------ SUPPLIED PASSAGE


    This translates into the very costly and time consuming tug of war for our company of making buying criteria more stringent (which results in turning down business), increasingly aggressive collections activities (which cuts into selling time and slows cash intake), and tighter cash flow management (which reduces the possibilities of new growth initiatives).

  3. User Avatar


    thanks. You are correct, there will be tighter corporate governance and as many projects fall under IT, IT will deal with cost accounting and oversight in ways it probably hasn’t previously.


    you are correct, the tax implications need to be considered with whatever investment strategy one takes.

    St. Offset is the patron saint of all investors. Even in bad years, one hopes there are some gains to be offset.

    You are undoubtedly right that some of the changes from the credit crisis can be worked around, but change provides opportunity. If you recognize those opportunities, hopefully you can take advantage of them.

    That’s what we’ll look at in posts 3 and 4 on Wednesday and Thursday.


  4. User Avatar

    Hi Andy,
    Interesting points you have made here. About the response you provided to Josh, I’d suggest that people closely consider the tax implications of selling off and repurchasing stock. If a tax credit is needed, this could be a reasonable approach but consult your tax accountant. Clearly, this type of action resets the cost basis of the stock and provides for recording the loss but future tax implications most also be included in that decision process.

------------

TASK REQUIREMENTS |
A. In the comment thread, who is called the patron saint of all investors?
B. Write out the comment thread again, starting at "St. Offset is" and ending at "advantage of them.", and swap "investors" for "shareholders".

------ MATERIAL SUPPLIED

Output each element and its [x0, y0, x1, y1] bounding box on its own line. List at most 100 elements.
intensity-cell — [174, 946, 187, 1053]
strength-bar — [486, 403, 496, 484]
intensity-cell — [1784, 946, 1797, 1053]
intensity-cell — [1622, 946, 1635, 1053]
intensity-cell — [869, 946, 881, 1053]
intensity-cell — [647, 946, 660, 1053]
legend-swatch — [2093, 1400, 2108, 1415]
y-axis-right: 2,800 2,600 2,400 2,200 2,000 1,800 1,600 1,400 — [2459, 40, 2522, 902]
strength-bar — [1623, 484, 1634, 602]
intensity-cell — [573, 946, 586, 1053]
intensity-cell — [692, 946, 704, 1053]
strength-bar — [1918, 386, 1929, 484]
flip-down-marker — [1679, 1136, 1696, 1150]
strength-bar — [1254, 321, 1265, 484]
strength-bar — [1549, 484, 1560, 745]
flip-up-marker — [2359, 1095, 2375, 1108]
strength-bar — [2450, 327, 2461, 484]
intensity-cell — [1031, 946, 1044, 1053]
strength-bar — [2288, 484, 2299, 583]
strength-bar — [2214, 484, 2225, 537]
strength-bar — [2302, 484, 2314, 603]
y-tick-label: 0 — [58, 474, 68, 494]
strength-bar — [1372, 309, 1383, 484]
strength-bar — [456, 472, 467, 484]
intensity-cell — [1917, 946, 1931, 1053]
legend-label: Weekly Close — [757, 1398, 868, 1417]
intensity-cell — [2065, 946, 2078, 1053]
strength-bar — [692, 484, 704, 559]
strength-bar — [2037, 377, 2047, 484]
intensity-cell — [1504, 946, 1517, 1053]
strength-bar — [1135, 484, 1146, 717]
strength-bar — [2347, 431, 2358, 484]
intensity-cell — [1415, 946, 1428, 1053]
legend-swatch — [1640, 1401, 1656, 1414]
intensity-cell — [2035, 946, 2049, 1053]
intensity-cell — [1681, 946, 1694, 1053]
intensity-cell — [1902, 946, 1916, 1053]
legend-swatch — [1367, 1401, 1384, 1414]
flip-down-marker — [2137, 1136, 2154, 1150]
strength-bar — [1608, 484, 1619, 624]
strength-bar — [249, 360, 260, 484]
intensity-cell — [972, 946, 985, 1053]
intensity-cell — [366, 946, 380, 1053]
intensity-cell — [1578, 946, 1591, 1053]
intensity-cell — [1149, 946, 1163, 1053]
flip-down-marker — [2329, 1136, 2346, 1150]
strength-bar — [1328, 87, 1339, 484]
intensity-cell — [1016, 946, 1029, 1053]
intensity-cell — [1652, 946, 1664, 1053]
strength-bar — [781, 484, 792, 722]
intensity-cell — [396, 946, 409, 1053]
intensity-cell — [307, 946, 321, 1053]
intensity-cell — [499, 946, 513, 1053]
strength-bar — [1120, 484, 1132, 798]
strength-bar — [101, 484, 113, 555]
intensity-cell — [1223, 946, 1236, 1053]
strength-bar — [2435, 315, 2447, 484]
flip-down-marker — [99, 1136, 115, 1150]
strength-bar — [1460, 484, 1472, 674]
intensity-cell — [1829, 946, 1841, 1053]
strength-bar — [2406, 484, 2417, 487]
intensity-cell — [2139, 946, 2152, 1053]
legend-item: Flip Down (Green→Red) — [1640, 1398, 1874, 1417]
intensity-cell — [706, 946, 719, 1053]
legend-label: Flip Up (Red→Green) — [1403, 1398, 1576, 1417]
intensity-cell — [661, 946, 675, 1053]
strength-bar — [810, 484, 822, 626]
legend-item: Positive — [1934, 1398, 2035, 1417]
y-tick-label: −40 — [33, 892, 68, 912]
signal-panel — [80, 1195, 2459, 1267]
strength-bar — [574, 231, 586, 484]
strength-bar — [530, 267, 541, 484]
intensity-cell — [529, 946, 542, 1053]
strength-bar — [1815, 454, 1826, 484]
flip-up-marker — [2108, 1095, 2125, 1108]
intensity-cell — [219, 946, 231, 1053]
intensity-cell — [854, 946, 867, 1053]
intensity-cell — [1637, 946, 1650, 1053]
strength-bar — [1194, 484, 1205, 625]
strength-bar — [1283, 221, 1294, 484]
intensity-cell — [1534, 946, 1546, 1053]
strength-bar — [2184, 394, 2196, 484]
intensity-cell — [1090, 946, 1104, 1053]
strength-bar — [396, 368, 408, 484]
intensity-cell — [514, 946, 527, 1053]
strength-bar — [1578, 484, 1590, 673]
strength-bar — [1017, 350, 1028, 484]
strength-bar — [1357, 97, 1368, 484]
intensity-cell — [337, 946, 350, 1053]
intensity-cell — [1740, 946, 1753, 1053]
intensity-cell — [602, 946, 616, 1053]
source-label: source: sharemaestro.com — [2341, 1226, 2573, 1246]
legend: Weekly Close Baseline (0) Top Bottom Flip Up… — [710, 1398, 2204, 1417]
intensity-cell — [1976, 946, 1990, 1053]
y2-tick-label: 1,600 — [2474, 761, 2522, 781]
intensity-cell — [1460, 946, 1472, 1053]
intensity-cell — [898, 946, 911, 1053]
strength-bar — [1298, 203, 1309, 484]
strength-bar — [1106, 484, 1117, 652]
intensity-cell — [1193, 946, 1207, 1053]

------------

ANSWERS TO THE EXERCISES |
A. St. Offset

B.
St. Offset is the patron saint of all shareholders. Even in bad years, one hopes there are some gains to be offset.

    You are undoubtedly right that some of the changes from the credit crisis can be worked around, but change provides opportunity. If you recognize those opportunities, hopefully you can take advantage of them.